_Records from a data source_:
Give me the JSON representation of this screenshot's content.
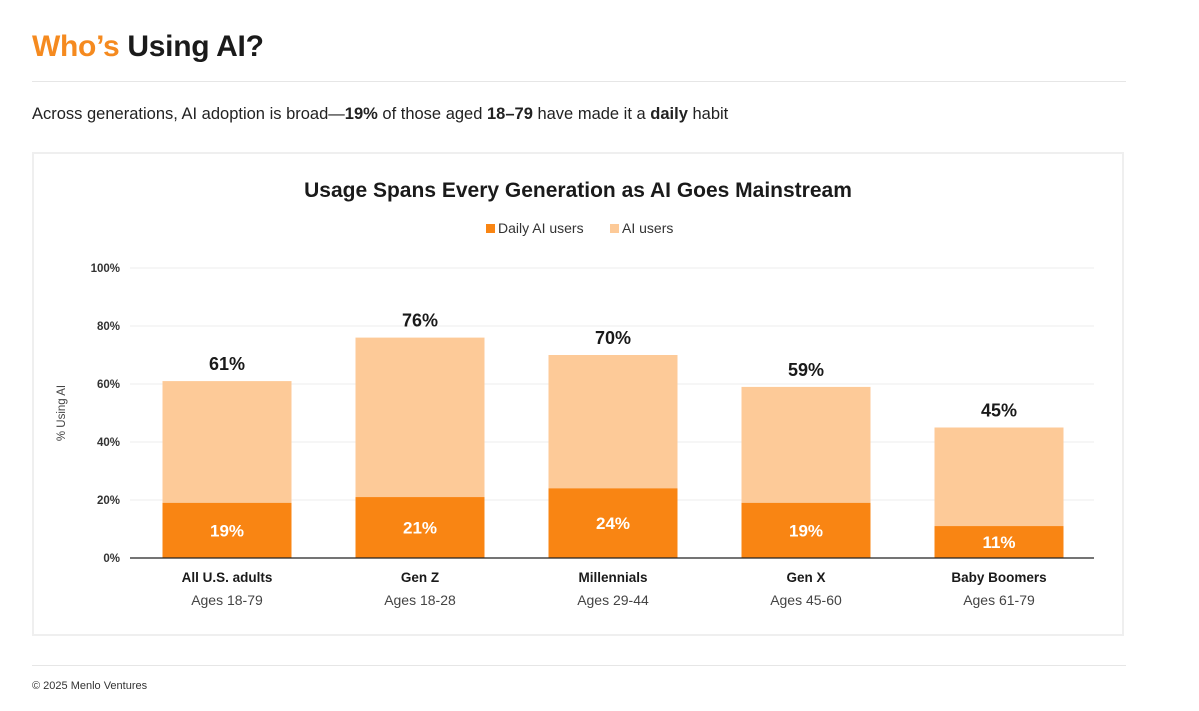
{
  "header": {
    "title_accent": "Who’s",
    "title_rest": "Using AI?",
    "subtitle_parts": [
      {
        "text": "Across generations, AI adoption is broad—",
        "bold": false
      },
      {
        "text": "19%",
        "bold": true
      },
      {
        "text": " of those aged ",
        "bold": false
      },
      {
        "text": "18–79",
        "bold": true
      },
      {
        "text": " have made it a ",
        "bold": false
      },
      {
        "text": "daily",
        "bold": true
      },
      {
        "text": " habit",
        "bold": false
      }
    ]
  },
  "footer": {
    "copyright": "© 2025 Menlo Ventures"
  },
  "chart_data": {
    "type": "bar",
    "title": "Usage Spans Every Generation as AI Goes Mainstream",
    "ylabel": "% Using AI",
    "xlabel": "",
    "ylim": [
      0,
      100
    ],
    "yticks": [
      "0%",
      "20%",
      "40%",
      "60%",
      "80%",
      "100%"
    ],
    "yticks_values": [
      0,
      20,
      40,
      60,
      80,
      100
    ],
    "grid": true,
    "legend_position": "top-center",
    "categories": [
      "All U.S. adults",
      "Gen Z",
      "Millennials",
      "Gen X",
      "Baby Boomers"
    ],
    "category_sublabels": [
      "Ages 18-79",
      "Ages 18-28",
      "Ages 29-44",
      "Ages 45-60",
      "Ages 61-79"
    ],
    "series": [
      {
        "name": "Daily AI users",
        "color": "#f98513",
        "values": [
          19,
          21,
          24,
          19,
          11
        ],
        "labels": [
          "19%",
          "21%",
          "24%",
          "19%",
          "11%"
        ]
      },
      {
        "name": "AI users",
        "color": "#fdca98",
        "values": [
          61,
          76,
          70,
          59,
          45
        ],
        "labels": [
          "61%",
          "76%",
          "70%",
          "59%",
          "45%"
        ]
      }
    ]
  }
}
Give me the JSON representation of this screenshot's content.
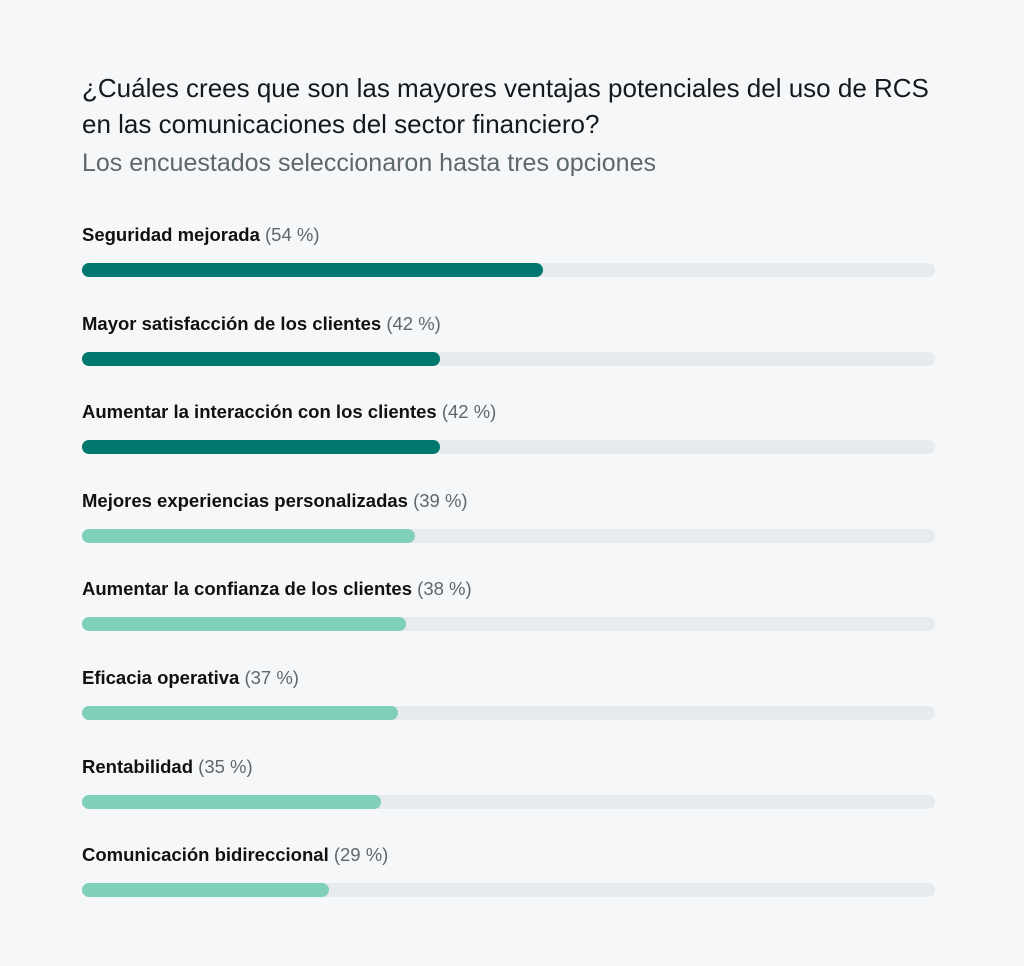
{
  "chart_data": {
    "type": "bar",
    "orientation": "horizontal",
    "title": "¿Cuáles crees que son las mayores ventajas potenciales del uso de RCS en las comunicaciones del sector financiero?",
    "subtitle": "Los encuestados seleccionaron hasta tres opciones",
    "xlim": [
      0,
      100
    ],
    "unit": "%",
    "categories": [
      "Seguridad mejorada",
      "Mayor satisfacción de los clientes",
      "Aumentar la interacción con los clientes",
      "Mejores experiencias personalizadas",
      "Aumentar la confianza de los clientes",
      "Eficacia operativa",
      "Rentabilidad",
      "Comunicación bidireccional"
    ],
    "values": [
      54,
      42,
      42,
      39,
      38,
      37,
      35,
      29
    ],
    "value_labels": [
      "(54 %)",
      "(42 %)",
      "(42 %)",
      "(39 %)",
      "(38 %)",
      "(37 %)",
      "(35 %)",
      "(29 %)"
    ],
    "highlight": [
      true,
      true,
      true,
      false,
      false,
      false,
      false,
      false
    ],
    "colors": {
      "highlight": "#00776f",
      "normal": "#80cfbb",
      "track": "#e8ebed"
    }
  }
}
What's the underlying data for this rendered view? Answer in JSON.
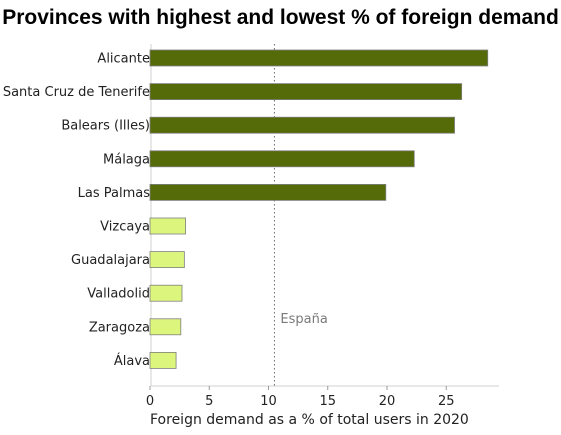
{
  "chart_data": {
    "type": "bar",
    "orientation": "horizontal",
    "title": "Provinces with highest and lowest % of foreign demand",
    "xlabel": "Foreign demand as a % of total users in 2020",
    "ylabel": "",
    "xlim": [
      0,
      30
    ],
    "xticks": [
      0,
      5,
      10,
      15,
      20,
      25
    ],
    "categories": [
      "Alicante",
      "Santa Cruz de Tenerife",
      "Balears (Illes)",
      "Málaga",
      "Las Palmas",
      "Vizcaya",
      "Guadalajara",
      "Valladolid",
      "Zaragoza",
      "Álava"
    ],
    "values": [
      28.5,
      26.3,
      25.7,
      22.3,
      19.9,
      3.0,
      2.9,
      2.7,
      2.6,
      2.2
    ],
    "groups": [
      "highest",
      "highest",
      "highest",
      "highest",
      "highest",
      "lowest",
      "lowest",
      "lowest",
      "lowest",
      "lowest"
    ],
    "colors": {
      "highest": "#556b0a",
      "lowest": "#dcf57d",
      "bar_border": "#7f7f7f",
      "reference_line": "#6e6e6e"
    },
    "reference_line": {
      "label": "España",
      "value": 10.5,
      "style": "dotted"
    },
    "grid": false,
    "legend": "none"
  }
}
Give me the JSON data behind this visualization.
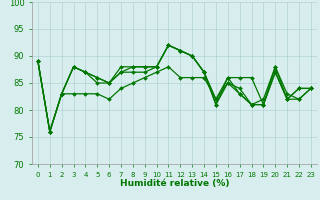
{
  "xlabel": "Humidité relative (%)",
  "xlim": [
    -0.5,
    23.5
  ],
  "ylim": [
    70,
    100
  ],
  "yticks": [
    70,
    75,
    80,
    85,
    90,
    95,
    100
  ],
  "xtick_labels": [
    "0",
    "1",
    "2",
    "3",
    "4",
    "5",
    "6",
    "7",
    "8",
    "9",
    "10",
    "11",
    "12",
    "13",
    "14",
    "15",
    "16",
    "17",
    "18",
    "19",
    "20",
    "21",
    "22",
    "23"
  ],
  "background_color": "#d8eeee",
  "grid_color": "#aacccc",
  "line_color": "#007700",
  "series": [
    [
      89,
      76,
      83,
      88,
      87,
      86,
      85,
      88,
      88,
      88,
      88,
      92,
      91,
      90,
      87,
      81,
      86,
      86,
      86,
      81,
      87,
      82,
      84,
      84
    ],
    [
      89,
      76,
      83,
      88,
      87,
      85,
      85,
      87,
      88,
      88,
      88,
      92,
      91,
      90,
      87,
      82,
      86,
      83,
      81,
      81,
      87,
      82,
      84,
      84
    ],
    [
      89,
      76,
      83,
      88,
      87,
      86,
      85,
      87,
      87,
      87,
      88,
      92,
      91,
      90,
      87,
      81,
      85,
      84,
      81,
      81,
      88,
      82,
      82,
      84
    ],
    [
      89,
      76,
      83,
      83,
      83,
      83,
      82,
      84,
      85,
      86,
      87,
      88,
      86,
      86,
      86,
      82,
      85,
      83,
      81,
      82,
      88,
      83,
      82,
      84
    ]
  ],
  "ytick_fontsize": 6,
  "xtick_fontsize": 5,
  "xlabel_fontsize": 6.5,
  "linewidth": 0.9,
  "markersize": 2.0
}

_Written exercise_:
Print the entries above exactly, taking out only the pictures.

_Finished answer_:
Give me the JSON representation of this screenshot's content.
{
  "header": {
    "title_accent": "Who’s",
    "title_rest": "Using AI?",
    "subtitle_parts": [
      {
        "text": "Across generations, AI adoption is broad—",
        "bold": false
      },
      {
        "text": "19%",
        "bold": true
      },
      {
        "text": " of those aged ",
        "bold": false
      },
      {
        "text": "18–79",
        "bold": true
      },
      {
        "text": " have made it a ",
        "bold": false
      },
      {
        "text": "daily",
        "bold": true
      },
      {
        "text": " habit",
        "bold": false
      }
    ]
  },
  "footer": {
    "copyright": "© 2025 Menlo Ventures"
  },
  "chart_data": {
    "type": "bar",
    "title": "Usage Spans Every Generation as AI Goes Mainstream",
    "ylabel": "% Using AI",
    "xlabel": "",
    "ylim": [
      0,
      100
    ],
    "yticks": [
      "0%",
      "20%",
      "40%",
      "60%",
      "80%",
      "100%"
    ],
    "yticks_values": [
      0,
      20,
      40,
      60,
      80,
      100
    ],
    "grid": true,
    "legend_position": "top-center",
    "categories": [
      "All U.S. adults",
      "Gen Z",
      "Millennials",
      "Gen X",
      "Baby Boomers"
    ],
    "category_sublabels": [
      "Ages 18-79",
      "Ages 18-28",
      "Ages 29-44",
      "Ages 45-60",
      "Ages 61-79"
    ],
    "series": [
      {
        "name": "Daily AI users",
        "color": "#f98513",
        "values": [
          19,
          21,
          24,
          19,
          11
        ],
        "labels": [
          "19%",
          "21%",
          "24%",
          "19%",
          "11%"
        ]
      },
      {
        "name": "AI users",
        "color": "#fdca98",
        "values": [
          61,
          76,
          70,
          59,
          45
        ],
        "labels": [
          "61%",
          "76%",
          "70%",
          "59%",
          "45%"
        ]
      }
    ]
  }
}
Give me the JSON representation of this screenshot's content.
{
  "chart_data": {
    "type": "bar",
    "orientation": "horizontal",
    "title": "¿Cuáles crees que son las mayores ventajas potenciales del uso de RCS en las comunicaciones del sector financiero?",
    "subtitle": "Los encuestados seleccionaron hasta tres opciones",
    "xlim": [
      0,
      100
    ],
    "unit": "%",
    "categories": [
      "Seguridad mejorada",
      "Mayor satisfacción de los clientes",
      "Aumentar la interacción con los clientes",
      "Mejores experiencias personalizadas",
      "Aumentar la confianza de los clientes",
      "Eficacia operativa",
      "Rentabilidad",
      "Comunicación bidireccional"
    ],
    "values": [
      54,
      42,
      42,
      39,
      38,
      37,
      35,
      29
    ],
    "value_labels": [
      "(54 %)",
      "(42 %)",
      "(42 %)",
      "(39 %)",
      "(38 %)",
      "(37 %)",
      "(35 %)",
      "(29 %)"
    ],
    "highlight": [
      true,
      true,
      true,
      false,
      false,
      false,
      false,
      false
    ],
    "colors": {
      "highlight": "#00776f",
      "normal": "#80cfbb",
      "track": "#e8ebed"
    }
  }
}
What's the underlying data for this rendered view? Answer in JSON.
{
  "chart_data": {
    "type": "bar",
    "orientation": "horizontal",
    "title": "Provinces with highest and lowest % of foreign demand",
    "xlabel": "Foreign demand as a % of total users in 2020",
    "ylabel": "",
    "xlim": [
      0,
      30
    ],
    "xticks": [
      0,
      5,
      10,
      15,
      20,
      25
    ],
    "categories": [
      "Alicante",
      "Santa Cruz de Tenerife",
      "Balears (Illes)",
      "Málaga",
      "Las Palmas",
      "Vizcaya",
      "Guadalajara",
      "Valladolid",
      "Zaragoza",
      "Álava"
    ],
    "values": [
      28.5,
      26.3,
      25.7,
      22.3,
      19.9,
      3.0,
      2.9,
      2.7,
      2.6,
      2.2
    ],
    "groups": [
      "highest",
      "highest",
      "highest",
      "highest",
      "highest",
      "lowest",
      "lowest",
      "lowest",
      "lowest",
      "lowest"
    ],
    "colors": {
      "highest": "#556b0a",
      "lowest": "#dcf57d",
      "bar_border": "#7f7f7f",
      "reference_line": "#6e6e6e"
    },
    "reference_line": {
      "label": "España",
      "value": 10.5,
      "style": "dotted"
    },
    "grid": false,
    "legend": "none"
  }
}
Give me the JSON data behind this visualization.
{
  "xlabel": "Humidité relative (%)",
  "xlim": [
    -0.5,
    23.5
  ],
  "ylim": [
    70,
    100
  ],
  "yticks": [
    70,
    75,
    80,
    85,
    90,
    95,
    100
  ],
  "xtick_labels": [
    "0",
    "1",
    "2",
    "3",
    "4",
    "5",
    "6",
    "7",
    "8",
    "9",
    "10",
    "11",
    "12",
    "13",
    "14",
    "15",
    "16",
    "17",
    "18",
    "19",
    "20",
    "21",
    "22",
    "23"
  ],
  "background_color": "#d8eeee",
  "grid_color": "#aacccc",
  "line_color": "#007700",
  "series": [
    [
      89,
      76,
      83,
      88,
      87,
      86,
      85,
      88,
      88,
      88,
      88,
      92,
      91,
      90,
      87,
      81,
      86,
      86,
      86,
      81,
      87,
      82,
      84,
      84
    ],
    [
      89,
      76,
      83,
      88,
      87,
      85,
      85,
      87,
      88,
      88,
      88,
      92,
      91,
      90,
      87,
      82,
      86,
      83,
      81,
      81,
      87,
      82,
      84,
      84
    ],
    [
      89,
      76,
      83,
      88,
      87,
      86,
      85,
      87,
      87,
      87,
      88,
      92,
      91,
      90,
      87,
      81,
      85,
      84,
      81,
      81,
      88,
      82,
      82,
      84
    ],
    [
      89,
      76,
      83,
      83,
      83,
      83,
      82,
      84,
      85,
      86,
      87,
      88,
      86,
      86,
      86,
      82,
      85,
      83,
      81,
      82,
      88,
      83,
      82,
      84
    ]
  ],
  "ytick_fontsize": 6,
  "xtick_fontsize": 5,
  "xlabel_fontsize": 6.5,
  "linewidth": 0.9,
  "markersize": 2.0
}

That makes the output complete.